> _WHAT IS EXPECTED_: Work out the number of lines with "school" in them. Reply with that number and no other words.

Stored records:
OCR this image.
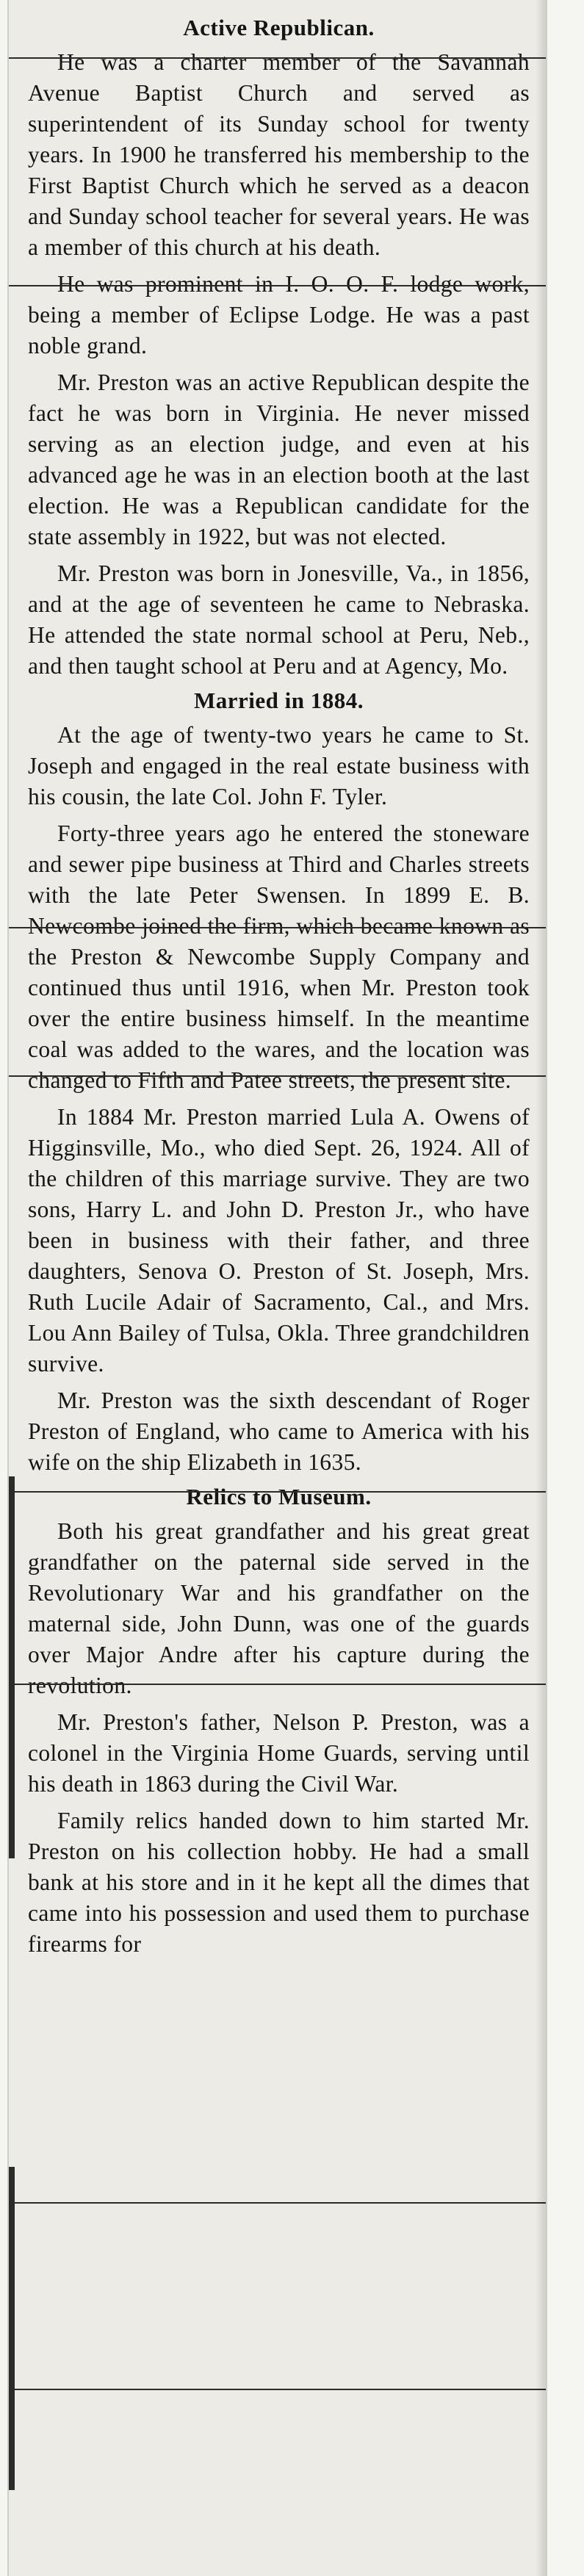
Active Republican.

He was a charter member of the Savannah Avenue Baptist Church and served as superintendent of its Sunday school for twenty years. In 1900 he transferred his membership to the First Baptist Church which he served as a deacon and Sunday school teacher for several years. He was a member of this church at his death.

He was prominent in I. O. O. F. lodge work, being a member of Eclipse Lodge. He was a past noble grand.

Mr. Preston was an active Republican despite the fact he was born in Virginia. He never missed serving as an election judge, and even at his advanced age he was in an election booth at the last election. He was a Republican candidate for the state assembly in 1922, but was not elected.

Mr. Preston was born in Jonesville, Va., in 1856, and at the age of seventeen he came to Nebraska. He attended the state normal school at Peru, Neb., and then taught school at Peru and at Agency, Mo.

Married in 1884.

At the age of twenty-two years he came to St. Joseph and engaged in the real estate business with his cousin, the late Col. John F. Tyler.

Forty-three years ago he entered the stoneware and sewer pipe business at Third and Charles streets with the late Peter Swensen. In 1899 E. B. Newcombe joined the firm, which became known as the Preston & Newcombe Supply Company and continued thus until 1916, when Mr. Preston took over the entire business himself. In the meantime coal was added to the wares, and the location was changed to Fifth and Patee streets, the present site.

In 1884 Mr. Preston married Lula A. Owens of Higginsville, Mo., who died Sept. 26, 1924. All of the children of this marriage survive. They are two sons, Harry L. and John D. Preston Jr., who have been in business with their father, and three daughters, Senova O. Preston of St. Joseph, Mrs. Ruth Lucile Adair of Sacramento, Cal., and Mrs. Lou Ann Bailey of Tulsa, Okla. Three grandchildren survive.

Mr. Preston was the sixth descendant of Roger Preston of England, who came to America with his wife on the ship Elizabeth in 1635.

Relics to Museum.

Both his great grandfather and his great great grandfather on the paternal side served in the Revolutionary War and his grandfather on the maternal side, John Dunn, was one of the guards over Major Andre after his capture during the revolution.

Mr. Preston's father, Nelson P. Preston, was a colonel in the Virginia Home Guards, serving until his death in 1863 during the Civil War.

Family relics handed down to him started Mr. Preston on his collection hobby. He had a small bank at his store and in it he kept all the dimes that came into his possession and used them to purchase firearms for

> _EXPECTED ANSWER_: 2